## Your goal
Rewrite the records below with "diagrammatic view" changed to "schematic view" and everything else left unchanged.

## Records to use
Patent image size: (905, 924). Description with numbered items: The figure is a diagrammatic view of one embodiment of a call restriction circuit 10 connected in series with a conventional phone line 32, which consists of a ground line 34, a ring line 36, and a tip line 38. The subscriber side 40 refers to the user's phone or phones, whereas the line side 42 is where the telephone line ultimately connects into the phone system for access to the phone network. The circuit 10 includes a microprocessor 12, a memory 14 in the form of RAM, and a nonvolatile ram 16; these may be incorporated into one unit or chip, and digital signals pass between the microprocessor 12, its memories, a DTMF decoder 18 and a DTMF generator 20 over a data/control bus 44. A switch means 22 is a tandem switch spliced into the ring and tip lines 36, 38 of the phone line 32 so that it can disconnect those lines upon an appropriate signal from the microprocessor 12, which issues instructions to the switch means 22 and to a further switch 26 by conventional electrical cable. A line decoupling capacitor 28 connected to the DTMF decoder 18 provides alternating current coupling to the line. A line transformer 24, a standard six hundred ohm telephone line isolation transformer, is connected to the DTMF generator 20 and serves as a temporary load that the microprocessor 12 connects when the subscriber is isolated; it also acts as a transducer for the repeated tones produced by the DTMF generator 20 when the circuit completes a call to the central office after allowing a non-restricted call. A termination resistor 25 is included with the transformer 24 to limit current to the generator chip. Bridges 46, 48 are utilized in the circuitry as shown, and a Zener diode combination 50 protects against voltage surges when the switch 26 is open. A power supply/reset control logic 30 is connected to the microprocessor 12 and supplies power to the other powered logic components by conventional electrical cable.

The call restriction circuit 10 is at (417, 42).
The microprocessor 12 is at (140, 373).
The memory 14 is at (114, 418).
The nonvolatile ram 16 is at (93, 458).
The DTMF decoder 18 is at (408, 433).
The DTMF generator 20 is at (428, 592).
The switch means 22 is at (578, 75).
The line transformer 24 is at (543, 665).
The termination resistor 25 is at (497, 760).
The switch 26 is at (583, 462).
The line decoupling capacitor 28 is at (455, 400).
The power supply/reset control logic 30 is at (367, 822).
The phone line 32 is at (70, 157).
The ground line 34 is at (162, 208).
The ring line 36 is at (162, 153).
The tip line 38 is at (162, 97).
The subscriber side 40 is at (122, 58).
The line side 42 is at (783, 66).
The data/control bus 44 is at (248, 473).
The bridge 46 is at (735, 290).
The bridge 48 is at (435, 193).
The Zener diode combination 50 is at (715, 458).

## Response
Patent image size: (905, 924). Description with numbered items: The figure is a schematic view of one embodiment of a call restriction circuit 10 connected in series with a conventional phone line 32, which consists of a ground line 34, a ring line 36, and a tip line 38. The subscriber side 40 refers to the user's phone or phones, whereas the line side 42 is where the telephone line ultimately connects into the phone system for access to the phone network. The circuit 10 includes a microprocessor 12, a memory 14 in the form of RAM, and a nonvolatile ram 16; these may be incorporated into one unit or chip, and digital signals pass between the microprocessor 12, its memories, a DTMF decoder 18 and a DTMF generator 20 over a data/control bus 44. A switch means 22 is a tandem switch spliced into the ring and tip lines 36, 38 of the phone line 32 so that it can disconnect those lines upon an appropriate signal from the microprocessor 12, which issues instructions to the switch means 22 and to a further switch 26 by conventional electrical cable. A line decoupling capacitor 28 connected to the DTMF decoder 18 provides alternating current coupling to the line. A line transformer 24, a standard six hundred ohm telephone line isolation transformer, is connected to the DTMF generator 20 and serves as a temporary load that the microprocessor 12 connects when the subscriber is isolated; it also acts as a transducer for the repeated tones produced by the DTMF generator 20 when the circuit completes a call to the central office after allowing a non-restricted call. A termination resistor 25 is included with the transformer 24 to limit current to the generator chip. Bridges 46, 48 are utilized in the circuitry as shown, and a Zener diode combination 50 protects against voltage surges when the switch 26 is open. A power supply/reset control logic 30 is connected to the microprocessor 12 and supplies power to the other powered logic components by conventional electrical cable.

The call restriction circuit 10 is at (417, 42).
The microprocessor 12 is at (140, 373).
The memory 14 is at (114, 418).
The nonvolatile ram 16 is at (93, 458).
The DTMF decoder 18 is at (408, 433).
The DTMF generator 20 is at (428, 592).
The switch means 22 is at (578, 75).
The line transformer 24 is at (543, 665).
The termination resistor 25 is at (497, 760).
The switch 26 is at (583, 462).
The line decoupling capacitor 28 is at (455, 400).
The power supply/reset control logic 30 is at (367, 822).
The phone line 32 is at (70, 157).
The ground line 34 is at (162, 208).
The ring line 36 is at (162, 153).
The tip line 38 is at (162, 97).
The subscriber side 40 is at (122, 58).
The line side 42 is at (783, 66).
The data/control bus 44 is at (248, 473).
The bridge 46 is at (735, 290).
The bridge 48 is at (435, 193).
The Zener diode combination 50 is at (715, 458).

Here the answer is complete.